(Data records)
____________________

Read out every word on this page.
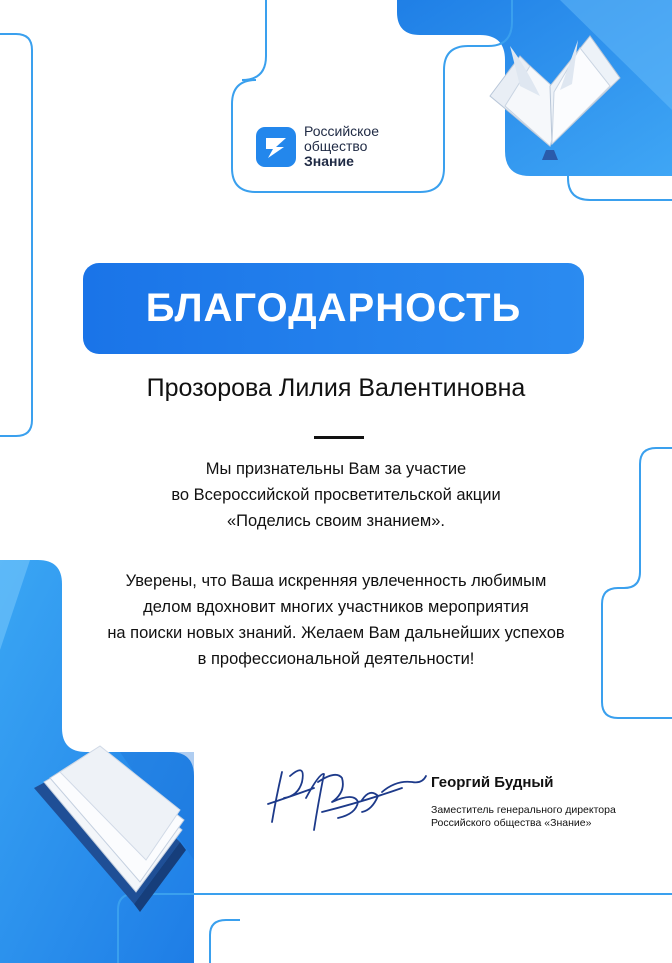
Российское
общество
Знание
БЛАГОДАРНОСТЬ
Прозорова Лилия Валентиновна
Мы признательны Вам за участие
во Всероссийской просветительской акции
«Поделись своим знанием».
Уверены, что Ваша искренняя увлеченность любимым
делом вдохновит многих участников мероприятия
на поиски новых знаний. Желаем Вам дальнейших успехов
в профессиональной деятельности!
Георгий Будный
Заместитель генерального директора
Российского общества «Знание»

____________________

TASK TO CARRY OUT:
All preceding records should be duplicated verbatim, images excepted.

ANSWER FOR THE TASK:
Read out every word on this page.
Российское
общество
Знание
БЛАГОДАРНОСТЬ
Прозорова Лилия Валентиновна
Мы признательны Вам за участие
во Всероссийской просветительской акции
«Поделись своим знанием».
Уверены, что Ваша искренняя увлеченность любимым
делом вдохновит многих участников мероприятия
на поиски новых знаний. Желаем Вам дальнейших успехов
в профессиональной деятельности!
Георгий Будный
Заместитель генерального директора
Российского общества «Знание»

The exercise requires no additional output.